__Given exercise__
Every line that contains the word "formulation" should be copied out.

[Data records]
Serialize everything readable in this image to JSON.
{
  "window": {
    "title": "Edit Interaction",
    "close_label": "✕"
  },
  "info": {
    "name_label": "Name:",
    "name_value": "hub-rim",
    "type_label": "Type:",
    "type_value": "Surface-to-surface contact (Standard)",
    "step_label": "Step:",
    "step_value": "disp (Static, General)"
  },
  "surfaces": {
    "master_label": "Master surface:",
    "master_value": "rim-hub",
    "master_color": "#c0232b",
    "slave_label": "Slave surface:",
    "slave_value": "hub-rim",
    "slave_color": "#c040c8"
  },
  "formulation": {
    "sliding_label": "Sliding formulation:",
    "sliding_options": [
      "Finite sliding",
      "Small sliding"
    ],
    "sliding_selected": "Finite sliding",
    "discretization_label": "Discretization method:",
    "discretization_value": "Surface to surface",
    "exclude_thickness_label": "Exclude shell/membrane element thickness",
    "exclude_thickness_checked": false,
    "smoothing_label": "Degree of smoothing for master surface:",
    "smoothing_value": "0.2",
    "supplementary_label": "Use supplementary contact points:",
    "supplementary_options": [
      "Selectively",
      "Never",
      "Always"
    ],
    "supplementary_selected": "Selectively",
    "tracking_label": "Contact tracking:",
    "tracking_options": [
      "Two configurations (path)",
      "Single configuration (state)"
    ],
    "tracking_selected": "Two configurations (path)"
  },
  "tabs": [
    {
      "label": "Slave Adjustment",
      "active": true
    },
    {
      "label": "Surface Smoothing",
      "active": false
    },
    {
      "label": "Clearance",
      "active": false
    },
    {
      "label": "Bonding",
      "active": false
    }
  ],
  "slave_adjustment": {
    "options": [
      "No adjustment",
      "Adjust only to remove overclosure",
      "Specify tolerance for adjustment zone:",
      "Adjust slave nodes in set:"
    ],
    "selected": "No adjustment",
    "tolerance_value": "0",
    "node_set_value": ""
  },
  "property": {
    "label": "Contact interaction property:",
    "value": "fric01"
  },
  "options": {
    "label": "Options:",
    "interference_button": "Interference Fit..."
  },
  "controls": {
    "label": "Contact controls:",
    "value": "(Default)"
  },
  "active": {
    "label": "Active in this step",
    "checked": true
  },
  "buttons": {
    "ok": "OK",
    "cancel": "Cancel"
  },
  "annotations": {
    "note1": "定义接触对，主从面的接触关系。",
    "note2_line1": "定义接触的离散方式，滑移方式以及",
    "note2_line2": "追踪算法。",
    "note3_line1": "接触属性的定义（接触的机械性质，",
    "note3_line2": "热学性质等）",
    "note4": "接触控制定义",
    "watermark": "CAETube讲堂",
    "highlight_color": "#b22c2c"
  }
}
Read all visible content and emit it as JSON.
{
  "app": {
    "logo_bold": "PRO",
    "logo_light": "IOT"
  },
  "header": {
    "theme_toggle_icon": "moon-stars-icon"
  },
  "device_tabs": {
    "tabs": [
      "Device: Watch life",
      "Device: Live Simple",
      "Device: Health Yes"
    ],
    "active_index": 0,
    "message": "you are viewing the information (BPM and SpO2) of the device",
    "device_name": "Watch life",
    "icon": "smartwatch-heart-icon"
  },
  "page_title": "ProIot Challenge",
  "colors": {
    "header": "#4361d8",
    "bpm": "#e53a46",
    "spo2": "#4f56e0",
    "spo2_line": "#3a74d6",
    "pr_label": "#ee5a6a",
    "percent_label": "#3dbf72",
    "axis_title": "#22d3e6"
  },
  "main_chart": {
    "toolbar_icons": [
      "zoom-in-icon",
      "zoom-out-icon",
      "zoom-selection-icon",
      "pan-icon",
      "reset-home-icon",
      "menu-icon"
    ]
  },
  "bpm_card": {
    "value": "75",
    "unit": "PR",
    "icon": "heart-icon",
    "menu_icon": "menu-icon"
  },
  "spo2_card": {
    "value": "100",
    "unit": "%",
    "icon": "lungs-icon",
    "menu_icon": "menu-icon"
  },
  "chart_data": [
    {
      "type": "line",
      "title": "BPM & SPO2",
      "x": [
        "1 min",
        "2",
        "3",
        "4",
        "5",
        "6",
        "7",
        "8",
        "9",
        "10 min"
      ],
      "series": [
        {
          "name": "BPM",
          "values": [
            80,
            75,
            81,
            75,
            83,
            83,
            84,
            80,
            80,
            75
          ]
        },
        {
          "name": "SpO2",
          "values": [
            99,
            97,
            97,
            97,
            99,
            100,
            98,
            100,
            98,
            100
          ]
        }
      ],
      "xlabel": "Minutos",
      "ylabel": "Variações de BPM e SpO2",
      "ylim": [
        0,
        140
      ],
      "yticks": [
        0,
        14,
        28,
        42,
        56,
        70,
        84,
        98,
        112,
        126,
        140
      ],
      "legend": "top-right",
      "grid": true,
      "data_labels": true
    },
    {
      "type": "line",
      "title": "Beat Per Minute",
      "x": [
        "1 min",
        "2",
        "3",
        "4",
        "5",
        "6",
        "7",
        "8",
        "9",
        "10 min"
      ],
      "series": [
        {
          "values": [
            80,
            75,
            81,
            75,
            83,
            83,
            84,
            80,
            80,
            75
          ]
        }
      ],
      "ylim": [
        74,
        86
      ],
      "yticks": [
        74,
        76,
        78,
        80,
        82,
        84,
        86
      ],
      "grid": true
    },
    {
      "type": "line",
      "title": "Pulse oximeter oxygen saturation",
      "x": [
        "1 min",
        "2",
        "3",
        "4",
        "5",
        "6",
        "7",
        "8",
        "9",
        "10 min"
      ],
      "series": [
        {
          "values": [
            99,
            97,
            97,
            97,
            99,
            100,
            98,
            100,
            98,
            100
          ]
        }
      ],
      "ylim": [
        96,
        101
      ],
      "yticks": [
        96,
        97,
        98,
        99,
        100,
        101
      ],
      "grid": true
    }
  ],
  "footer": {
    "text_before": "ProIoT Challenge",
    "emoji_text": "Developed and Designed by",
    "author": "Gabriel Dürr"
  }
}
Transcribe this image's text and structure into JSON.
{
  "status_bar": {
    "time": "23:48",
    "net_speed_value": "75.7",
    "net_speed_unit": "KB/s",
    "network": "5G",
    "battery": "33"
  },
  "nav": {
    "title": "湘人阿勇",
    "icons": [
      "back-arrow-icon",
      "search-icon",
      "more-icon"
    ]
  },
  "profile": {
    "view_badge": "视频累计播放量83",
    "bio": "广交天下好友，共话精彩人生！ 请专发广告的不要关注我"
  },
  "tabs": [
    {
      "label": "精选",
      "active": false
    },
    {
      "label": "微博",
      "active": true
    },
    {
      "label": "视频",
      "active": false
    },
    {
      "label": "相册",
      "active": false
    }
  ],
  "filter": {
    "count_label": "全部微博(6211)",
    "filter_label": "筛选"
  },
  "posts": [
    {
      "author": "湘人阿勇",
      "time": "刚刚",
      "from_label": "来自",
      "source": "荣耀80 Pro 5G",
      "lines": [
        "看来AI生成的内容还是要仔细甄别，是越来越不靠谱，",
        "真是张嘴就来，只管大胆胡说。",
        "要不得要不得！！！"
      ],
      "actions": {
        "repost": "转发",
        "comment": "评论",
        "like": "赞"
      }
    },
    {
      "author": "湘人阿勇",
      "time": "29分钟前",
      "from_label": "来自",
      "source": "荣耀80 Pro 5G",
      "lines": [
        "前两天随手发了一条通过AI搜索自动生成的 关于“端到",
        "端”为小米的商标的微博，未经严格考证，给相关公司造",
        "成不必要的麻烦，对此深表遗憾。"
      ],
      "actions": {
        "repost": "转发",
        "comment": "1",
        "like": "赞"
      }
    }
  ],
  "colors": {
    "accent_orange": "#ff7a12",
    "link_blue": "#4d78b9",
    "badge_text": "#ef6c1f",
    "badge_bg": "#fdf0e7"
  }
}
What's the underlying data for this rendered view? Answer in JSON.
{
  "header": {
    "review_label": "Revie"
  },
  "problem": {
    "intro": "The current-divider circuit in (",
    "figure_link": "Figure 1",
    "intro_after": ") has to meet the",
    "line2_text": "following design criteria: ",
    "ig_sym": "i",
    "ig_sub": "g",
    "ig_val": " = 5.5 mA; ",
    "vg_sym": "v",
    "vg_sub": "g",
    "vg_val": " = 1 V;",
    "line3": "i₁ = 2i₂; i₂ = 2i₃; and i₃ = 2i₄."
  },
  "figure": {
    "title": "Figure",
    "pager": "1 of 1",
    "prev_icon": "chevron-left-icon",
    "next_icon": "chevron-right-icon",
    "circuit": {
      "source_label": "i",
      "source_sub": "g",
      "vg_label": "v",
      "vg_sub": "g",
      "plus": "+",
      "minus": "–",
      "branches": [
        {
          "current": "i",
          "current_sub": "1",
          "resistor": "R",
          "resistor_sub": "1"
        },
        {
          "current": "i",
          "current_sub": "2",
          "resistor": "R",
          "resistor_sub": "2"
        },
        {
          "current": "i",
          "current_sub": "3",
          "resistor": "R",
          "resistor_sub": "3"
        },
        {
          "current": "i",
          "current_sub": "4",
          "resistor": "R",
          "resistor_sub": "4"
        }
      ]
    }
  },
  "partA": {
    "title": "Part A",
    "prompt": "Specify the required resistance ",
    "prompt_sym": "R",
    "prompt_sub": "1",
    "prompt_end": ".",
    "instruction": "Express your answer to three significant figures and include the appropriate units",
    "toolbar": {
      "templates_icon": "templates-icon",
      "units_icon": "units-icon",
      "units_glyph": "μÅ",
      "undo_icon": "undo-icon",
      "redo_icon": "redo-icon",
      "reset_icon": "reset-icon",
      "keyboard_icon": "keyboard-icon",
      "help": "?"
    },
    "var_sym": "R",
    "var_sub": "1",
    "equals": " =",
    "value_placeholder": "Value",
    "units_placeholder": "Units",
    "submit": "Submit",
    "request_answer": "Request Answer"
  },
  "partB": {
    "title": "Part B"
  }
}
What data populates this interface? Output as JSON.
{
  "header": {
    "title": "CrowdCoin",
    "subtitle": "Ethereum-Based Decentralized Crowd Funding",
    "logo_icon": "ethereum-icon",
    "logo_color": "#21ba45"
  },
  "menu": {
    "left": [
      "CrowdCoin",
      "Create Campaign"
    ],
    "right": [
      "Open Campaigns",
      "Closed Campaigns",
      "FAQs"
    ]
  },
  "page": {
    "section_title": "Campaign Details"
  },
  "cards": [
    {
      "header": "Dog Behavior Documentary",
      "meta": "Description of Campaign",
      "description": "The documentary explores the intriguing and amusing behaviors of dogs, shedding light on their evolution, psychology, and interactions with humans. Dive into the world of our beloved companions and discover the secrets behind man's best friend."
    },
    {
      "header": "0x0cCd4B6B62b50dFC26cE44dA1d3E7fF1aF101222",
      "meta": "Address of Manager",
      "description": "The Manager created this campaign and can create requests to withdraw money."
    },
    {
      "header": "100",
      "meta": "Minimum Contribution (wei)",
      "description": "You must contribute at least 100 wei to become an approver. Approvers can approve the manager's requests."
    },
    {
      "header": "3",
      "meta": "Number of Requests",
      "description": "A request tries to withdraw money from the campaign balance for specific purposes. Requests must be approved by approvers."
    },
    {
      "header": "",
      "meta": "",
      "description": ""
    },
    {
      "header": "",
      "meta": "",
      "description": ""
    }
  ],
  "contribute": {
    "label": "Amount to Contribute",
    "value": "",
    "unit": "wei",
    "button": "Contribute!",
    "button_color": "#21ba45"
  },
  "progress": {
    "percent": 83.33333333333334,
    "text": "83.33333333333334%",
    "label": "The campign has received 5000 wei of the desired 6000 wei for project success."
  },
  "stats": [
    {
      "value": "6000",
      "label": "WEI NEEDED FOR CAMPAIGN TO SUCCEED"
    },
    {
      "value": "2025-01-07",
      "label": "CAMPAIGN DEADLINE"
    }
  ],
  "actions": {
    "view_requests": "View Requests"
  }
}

__Solution__
  "formulation": {
    "sliding_label": "Sliding formulation:",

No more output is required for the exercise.